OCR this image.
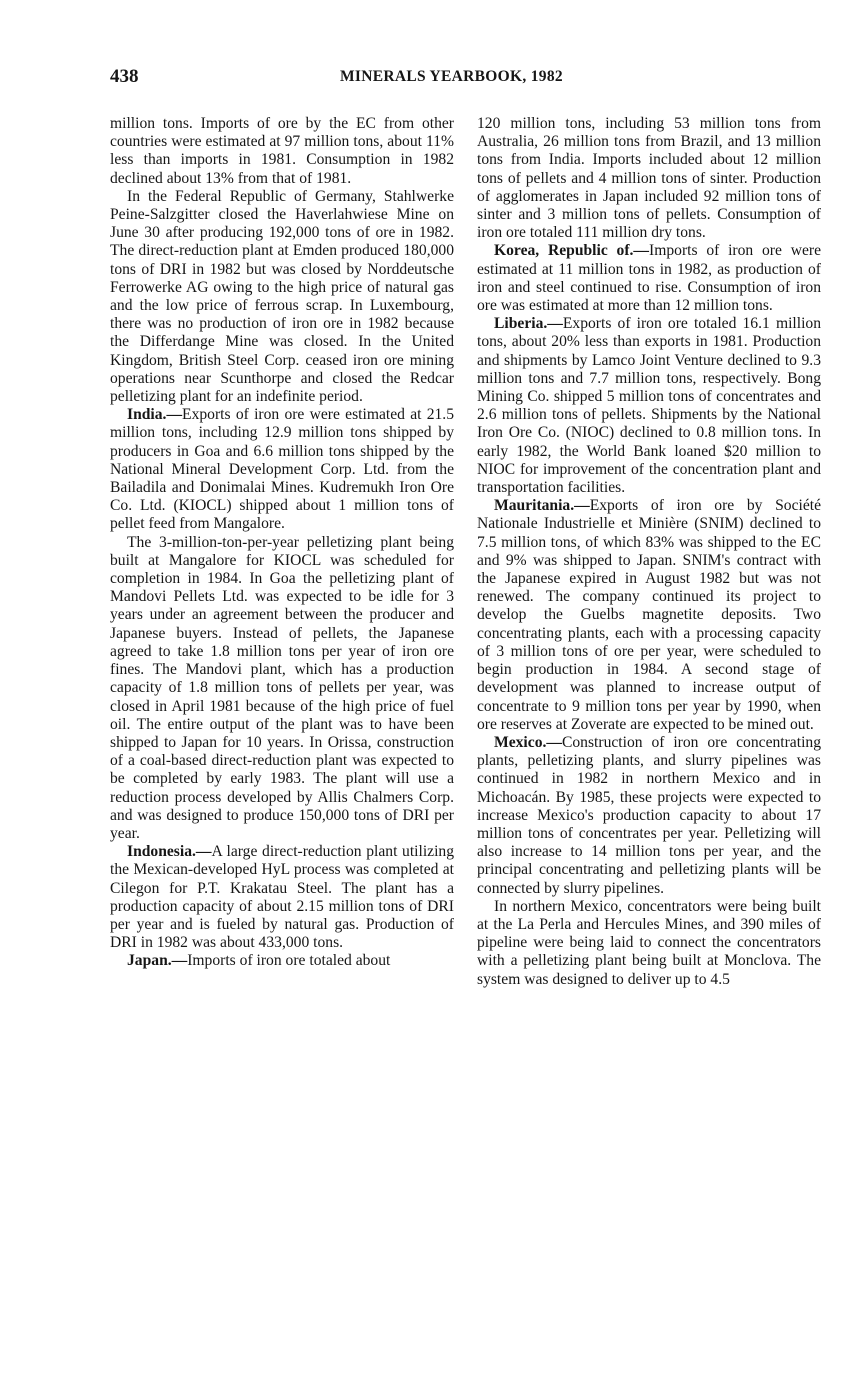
438	MINERALS YEARBOOK, 1982

million tons. Imports of ore by the EC from other countries were estimated at 97 million tons, about 11% less than imports in 1981. Consumption in 1982 declined about 13% from that of 1981.

In the Federal Republic of Germany, Stahlwerke Peine-Salzgitter closed the Haverlahwiese Mine on June 30 after producing 192,000 tons of ore in 1982. The direct-reduction plant at Emden produced 180,000 tons of DRI in 1982 but was closed by Norddeutsche Ferrowerke AG owing to the high price of natural gas and the low price of ferrous scrap. In Luxembourg, there was no production of iron ore in 1982 because the Differdange Mine was closed. In the United Kingdom, British Steel Corp. ceased iron ore mining operations near Scunthorpe and closed the Redcar pelletizing plant for an indefinite period.

India.—Exports of iron ore were estimated at 21.5 million tons, including 12.9 million tons shipped by producers in Goa and 6.6 million tons shipped by the National Mineral Development Corp. Ltd. from the Bailadila and Donimalai Mines. Kudremukh Iron Ore Co. Ltd. (KIOCL) shipped about 1 million tons of pellet feed from Mangalore.

The 3-million-ton-per-year pelletizing plant being built at Mangalore for KIOCL was scheduled for completion in 1984. In Goa the pelletizing plant of Mandovi Pellets Ltd. was expected to be idle for 3 years under an agreement between the producer and Japanese buyers. Instead of pellets, the Japanese agreed to take 1.8 million tons per year of iron ore fines. The Mandovi plant, which has a production capacity of 1.8 million tons of pellets per year, was closed in April 1981 because of the high price of fuel oil. The entire output of the plant was to have been shipped to Japan for 10 years. In Orissa, construction of a coal-based direct-reduction plant was expected to be completed by early 1983. The plant will use a reduction process developed by Allis Chalmers Corp. and was designed to produce 150,000 tons of DRI per year.

Indonesia.—A large direct-reduction plant utilizing the Mexican-developed HyL process was completed at Cilegon for P.T. Krakatau Steel. The plant has a production capacity of about 2.15 million tons of DRI per year and is fueled by natural gas. Production of DRI in 1982 was about 433,000 tons.

Japan.—Imports of iron ore totaled about

120 million tons, including 53 million tons from Australia, 26 million tons from Brazil, and 13 million tons from India. Imports included about 12 million tons of pellets and 4 million tons of sinter. Production of agglomerates in Japan included 92 million tons of sinter and 3 million tons of pellets. Consumption of iron ore totaled 111 million dry tons.

Korea, Republic of.—Imports of iron ore were estimated at 11 million tons in 1982, as production of iron and steel continued to rise. Consumption of iron ore was estimated at more than 12 million tons.

Liberia.—Exports of iron ore totaled 16.1 million tons, about 20% less than exports in 1981. Production and shipments by Lamco Joint Venture declined to 9.3 million tons and 7.7 million tons, respectively. Bong Mining Co. shipped 5 million tons of concentrates and 2.6 million tons of pellets. Shipments by the National Iron Ore Co. (NIOC) declined to 0.8 million tons. In early 1982, the World Bank loaned $20 million to NIOC for improvement of the concentration plant and transportation facilities.

Mauritania.—Exports of iron ore by Société Nationale Industrielle et Minière (SNIM) declined to 7.5 million tons, of which 83% was shipped to the EC and 9% was shipped to Japan. SNIM's contract with the Japanese expired in August 1982 but was not renewed. The company continued its project to develop the Guelbs magnetite deposits. Two concentrating plants, each with a processing capacity of 3 million tons of ore per year, were scheduled to begin production in 1984. A second stage of development was planned to increase output of concentrate to 9 million tons per year by 1990, when ore reserves at Zoverate are expected to be mined out.

Mexico.—Construction of iron ore concentrating plants, pelletizing plants, and slurry pipelines was continued in 1982 in northern Mexico and in Michoacán. By 1985, these projects were expected to increase Mexico's production capacity to about 17 million tons of concentrates per year. Pelletizing will also increase to 14 million tons per year, and the principal concentrating and pelletizing plants will be connected by slurry pipelines.

In northern Mexico, concentrators were being built at the La Perla and Hercules Mines, and 390 miles of pipeline were being laid to connect the concentrators with a pelletizing plant being built at Monclova. The system was designed to deliver up to 4.5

> _Your objective_: Every line holding "completed" should be copied out.

> _Answer to the exercise_:
The 3-million-ton-per-year pelletizing plant being built at Mangalore for KIOCL was scheduled for completion in 1984. In Goa the pelletizing plant of Mandovi Pellets Ltd. was expected to be idle for 3 years under an agreement between the producer and Japanese buyers. Instead of pellets, the Japanese agreed to take 1.8 million tons per year of iron ore fines. The Mandovi plant, which has a production capacity of 1.8 million tons of pellets per year, was closed in April 1981 because of the high price of fuel oil. The entire output of the plant was to have been shipped to Japan for 10 years. In Orissa, construction of a coal-based direct-reduction plant was expected to be completed by early 1983. The plant will use a reduction process developed by Allis Chalmers Corp. and was designed to produce 150,000 tons of DRI per year.
Indonesia.—A large direct-reduction plant utilizing the Mexican-developed HyL process was completed at Cilegon for P.T. Krakatau Steel. The plant has a production capacity of about 2.15 million tons of DRI per year and is fueled by natural gas. Production of DRI in 1982 was about 433,000 tons.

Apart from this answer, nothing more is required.